Skip every image and restate the data word for word.

[Stored data]
· · ·

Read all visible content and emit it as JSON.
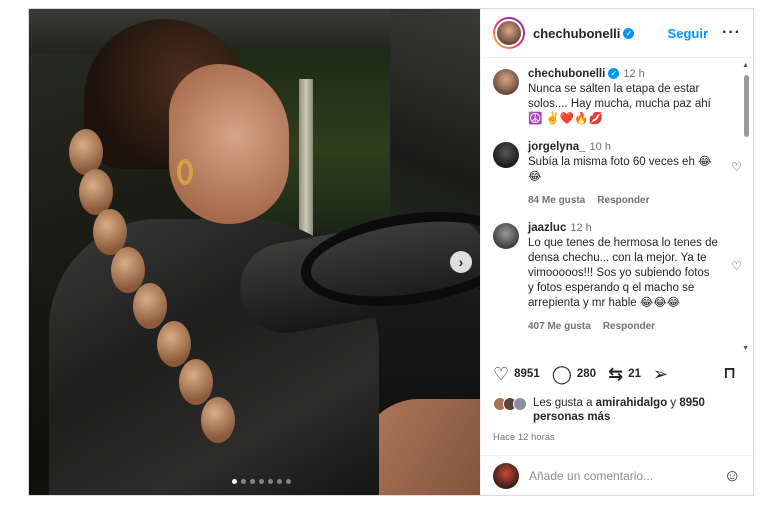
{
  "post": {
    "username": "chechubonelli",
    "follow_label": "Seguir",
    "more_label": "···",
    "slide_count": 7,
    "active_slide": 1
  },
  "comments": [
    {
      "user": "chechubonelli",
      "time": "12 h",
      "text": "Nunca se salten la etapa de estar solos.... Hay mucha, mucha paz ahí ☮️ ✌️❤️🔥💋",
      "likes": "",
      "reply": ""
    },
    {
      "user": "jorgelyna_",
      "time": "10 h",
      "text": "Subía la misma foto 60 veces eh 😂 😂",
      "likes": "84 Me gusta",
      "reply": "Responder"
    },
    {
      "user": "jaazluc",
      "time": "12 h",
      "text": "Lo que tenes de hermosa lo tenes de densa chechu... con la mejor. Ya te vimooooos!!! Sos yo subiendo fotos y fotos esperando q el macho se arrepienta y mr hable 😂😂😂",
      "likes": "407 Me gusta",
      "reply": "Responder"
    }
  ],
  "actions": {
    "likes_count": "8951",
    "comments_count": "280",
    "reposts_count": "21"
  },
  "liked_by": {
    "prefix": "Les gusta a ",
    "user": "amirahidalgo",
    "middle": " y ",
    "others": "8950 personas más"
  },
  "time_ago": "Hace 12 horas",
  "add_comment": {
    "placeholder": "Añade un comentario..."
  }
}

· · ·

(Solution)
Read all visible content and emit it as JSON.
{
  "post": {
    "username": "chechubonelli",
    "follow_label": "Seguir",
    "more_label": "···",
    "slide_count": 7,
    "active_slide": 1
  },
  "comments": [
    {
      "user": "chechubonelli",
      "time": "12 h",
      "text": "Nunca se salten la etapa de estar solos.... Hay mucha, mucha paz ahí ☮️ ✌️❤️🔥💋",
      "likes": "",
      "reply": ""
    },
    {
      "user": "jorgelyna_",
      "time": "10 h",
      "text": "Subía la misma foto 60 veces eh 😂 😂",
      "likes": "84 Me gusta",
      "reply": "Responder"
    },
    {
      "user": "jaazluc",
      "time": "12 h",
      "text": "Lo que tenes de hermosa lo tenes de densa chechu... con la mejor. Ya te vimooooos!!! Sos yo subiendo fotos y fotos esperando q el macho se arrepienta y mr hable 😂😂😂",
      "likes": "407 Me gusta",
      "reply": "Responder"
    }
  ],
  "actions": {
    "likes_count": "8951",
    "comments_count": "280",
    "reposts_count": "21"
  },
  "liked_by": {
    "prefix": "Les gusta a ",
    "user": "amirahidalgo",
    "middle": " y ",
    "others": "8950 personas más"
  },
  "time_ago": "Hace 12 horas",
  "add_comment": {
    "placeholder": "Añade un comentario..."
  }
}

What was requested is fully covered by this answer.